--- REQUEST ---
Output the material word for word. Leave each picture out.

--- AVAILABLE DATA ---

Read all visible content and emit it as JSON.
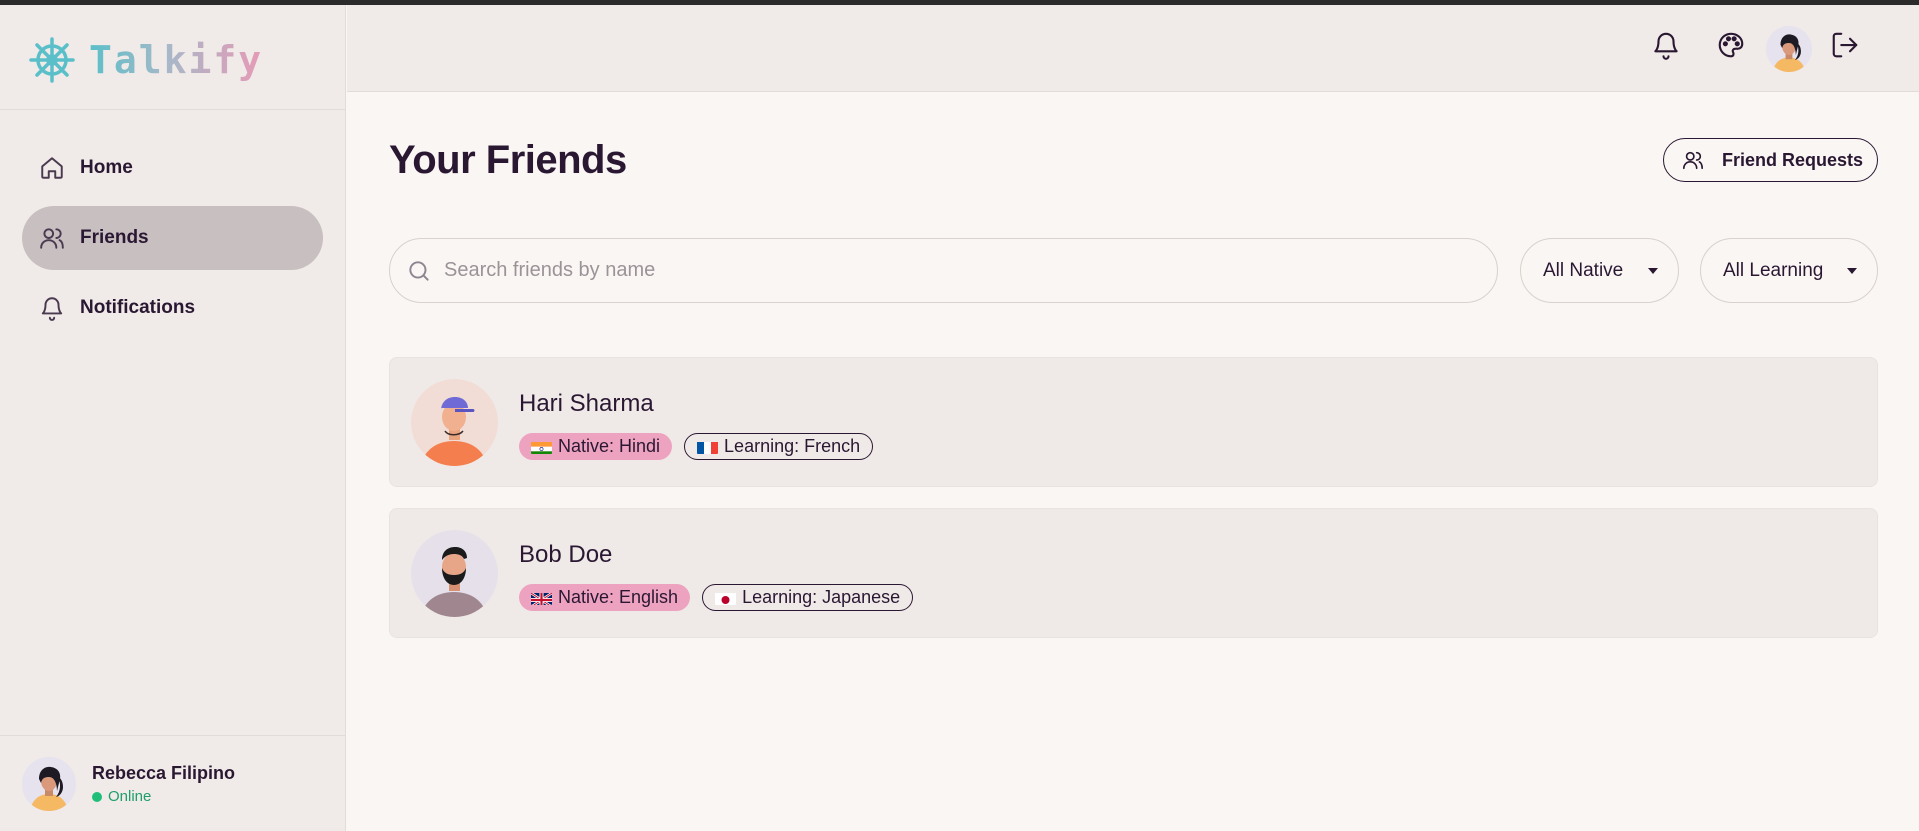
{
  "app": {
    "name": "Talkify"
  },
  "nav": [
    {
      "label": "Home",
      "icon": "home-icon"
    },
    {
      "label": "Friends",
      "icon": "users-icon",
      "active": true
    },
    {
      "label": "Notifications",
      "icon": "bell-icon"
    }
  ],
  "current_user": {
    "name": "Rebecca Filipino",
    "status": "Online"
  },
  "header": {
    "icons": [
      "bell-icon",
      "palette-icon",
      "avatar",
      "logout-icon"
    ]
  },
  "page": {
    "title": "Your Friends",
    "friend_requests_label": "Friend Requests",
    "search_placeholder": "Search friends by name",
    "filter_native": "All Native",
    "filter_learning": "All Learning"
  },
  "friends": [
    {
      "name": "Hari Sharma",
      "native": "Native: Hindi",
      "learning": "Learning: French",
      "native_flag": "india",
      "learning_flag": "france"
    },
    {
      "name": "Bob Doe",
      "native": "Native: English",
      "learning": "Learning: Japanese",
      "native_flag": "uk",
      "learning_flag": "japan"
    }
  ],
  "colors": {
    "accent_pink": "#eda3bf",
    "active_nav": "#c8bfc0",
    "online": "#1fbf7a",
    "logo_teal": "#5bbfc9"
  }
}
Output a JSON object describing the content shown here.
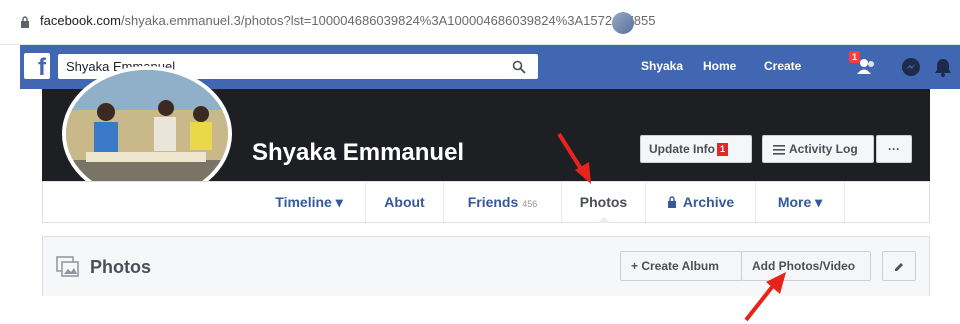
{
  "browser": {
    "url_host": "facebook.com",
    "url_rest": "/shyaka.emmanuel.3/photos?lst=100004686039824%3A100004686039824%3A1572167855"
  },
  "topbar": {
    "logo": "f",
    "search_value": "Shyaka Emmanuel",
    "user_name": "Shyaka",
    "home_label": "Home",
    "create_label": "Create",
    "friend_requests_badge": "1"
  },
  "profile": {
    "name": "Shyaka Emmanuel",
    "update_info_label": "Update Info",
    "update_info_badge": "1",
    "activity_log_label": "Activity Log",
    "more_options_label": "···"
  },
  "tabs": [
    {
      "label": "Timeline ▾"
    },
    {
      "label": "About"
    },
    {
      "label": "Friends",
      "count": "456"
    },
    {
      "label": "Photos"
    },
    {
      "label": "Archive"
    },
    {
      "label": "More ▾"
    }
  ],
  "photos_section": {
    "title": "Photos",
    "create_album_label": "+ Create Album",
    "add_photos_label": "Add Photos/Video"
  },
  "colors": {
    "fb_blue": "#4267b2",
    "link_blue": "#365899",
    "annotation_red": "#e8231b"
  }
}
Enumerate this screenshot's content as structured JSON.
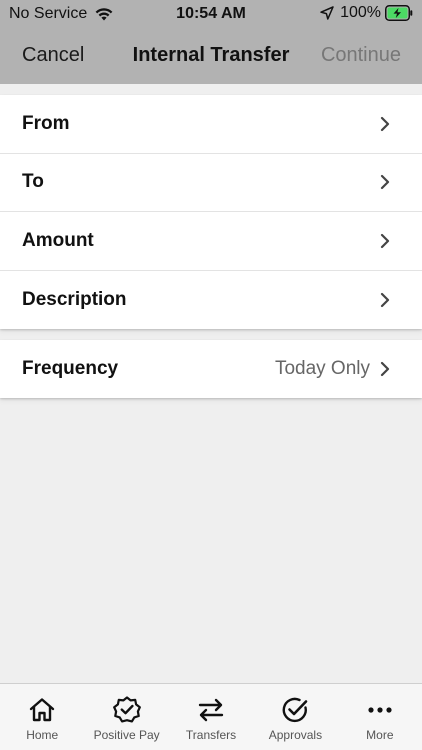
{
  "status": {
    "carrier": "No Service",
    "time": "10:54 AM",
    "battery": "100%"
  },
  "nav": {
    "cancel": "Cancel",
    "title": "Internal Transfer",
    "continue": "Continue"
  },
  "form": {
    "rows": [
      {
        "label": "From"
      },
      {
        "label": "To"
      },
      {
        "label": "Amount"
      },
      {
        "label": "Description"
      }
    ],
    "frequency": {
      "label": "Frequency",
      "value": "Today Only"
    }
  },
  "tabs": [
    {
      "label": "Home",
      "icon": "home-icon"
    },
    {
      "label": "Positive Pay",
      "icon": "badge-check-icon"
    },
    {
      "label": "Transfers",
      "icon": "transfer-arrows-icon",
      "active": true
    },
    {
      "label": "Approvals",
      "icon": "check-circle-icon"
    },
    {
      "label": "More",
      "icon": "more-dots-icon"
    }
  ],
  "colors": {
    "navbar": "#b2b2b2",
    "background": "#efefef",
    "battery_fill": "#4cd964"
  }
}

--- FINISHED EXERCISE ---
Read all visible content and emit it as JSON.
{
  "app": {
    "name": "Talkify"
  },
  "nav": [
    {
      "label": "Home",
      "icon": "home-icon"
    },
    {
      "label": "Friends",
      "icon": "users-icon",
      "active": true
    },
    {
      "label": "Notifications",
      "icon": "bell-icon"
    }
  ],
  "current_user": {
    "name": "Rebecca Filipino",
    "status": "Online"
  },
  "header": {
    "icons": [
      "bell-icon",
      "palette-icon",
      "avatar",
      "logout-icon"
    ]
  },
  "page": {
    "title": "Your Friends",
    "friend_requests_label": "Friend Requests",
    "search_placeholder": "Search friends by name",
    "filter_native": "All Native",
    "filter_learning": "All Learning"
  },
  "friends": [
    {
      "name": "Hari Sharma",
      "native": "Native: Hindi",
      "learning": "Learning: French",
      "native_flag": "india",
      "learning_flag": "france"
    },
    {
      "name": "Bob Doe",
      "native": "Native: English",
      "learning": "Learning: Japanese",
      "native_flag": "uk",
      "learning_flag": "japan"
    }
  ],
  "colors": {
    "accent_pink": "#eda3bf",
    "active_nav": "#c8bfc0",
    "online": "#1fbf7a",
    "logo_teal": "#5bbfc9"
  }
}
Output a JSON object describing the content shown here.
{
  "browser": {
    "url_host": "facebook.com",
    "url_rest": "/shyaka.emmanuel.3/photos?lst=100004686039824%3A100004686039824%3A1572167855"
  },
  "topbar": {
    "logo": "f",
    "search_value": "Shyaka Emmanuel",
    "user_name": "Shyaka",
    "home_label": "Home",
    "create_label": "Create",
    "friend_requests_badge": "1"
  },
  "profile": {
    "name": "Shyaka Emmanuel",
    "update_info_label": "Update Info",
    "update_info_badge": "1",
    "activity_log_label": "Activity Log",
    "more_options_label": "···"
  },
  "tabs": [
    {
      "label": "Timeline ▾"
    },
    {
      "label": "About"
    },
    {
      "label": "Friends",
      "count": "456"
    },
    {
      "label": "Photos"
    },
    {
      "label": "Archive"
    },
    {
      "label": "More ▾"
    }
  ],
  "photos_section": {
    "title": "Photos",
    "create_album_label": "+ Create Album",
    "add_photos_label": "Add Photos/Video"
  },
  "colors": {
    "fb_blue": "#4267b2",
    "link_blue": "#365899",
    "annotation_red": "#e8231b"
  }
}
Enumerate this screenshot's content as structured JSON.
{
  "status": {
    "carrier": "No Service",
    "time": "10:54 AM",
    "battery": "100%"
  },
  "nav": {
    "cancel": "Cancel",
    "title": "Internal Transfer",
    "continue": "Continue"
  },
  "form": {
    "rows": [
      {
        "label": "From"
      },
      {
        "label": "To"
      },
      {
        "label": "Amount"
      },
      {
        "label": "Description"
      }
    ],
    "frequency": {
      "label": "Frequency",
      "value": "Today Only"
    }
  },
  "tabs": [
    {
      "label": "Home",
      "icon": "home-icon"
    },
    {
      "label": "Positive Pay",
      "icon": "badge-check-icon"
    },
    {
      "label": "Transfers",
      "icon": "transfer-arrows-icon",
      "active": true
    },
    {
      "label": "Approvals",
      "icon": "check-circle-icon"
    },
    {
      "label": "More",
      "icon": "more-dots-icon"
    }
  ],
  "colors": {
    "navbar": "#b2b2b2",
    "background": "#efefef",
    "battery_fill": "#4cd964"
  }
}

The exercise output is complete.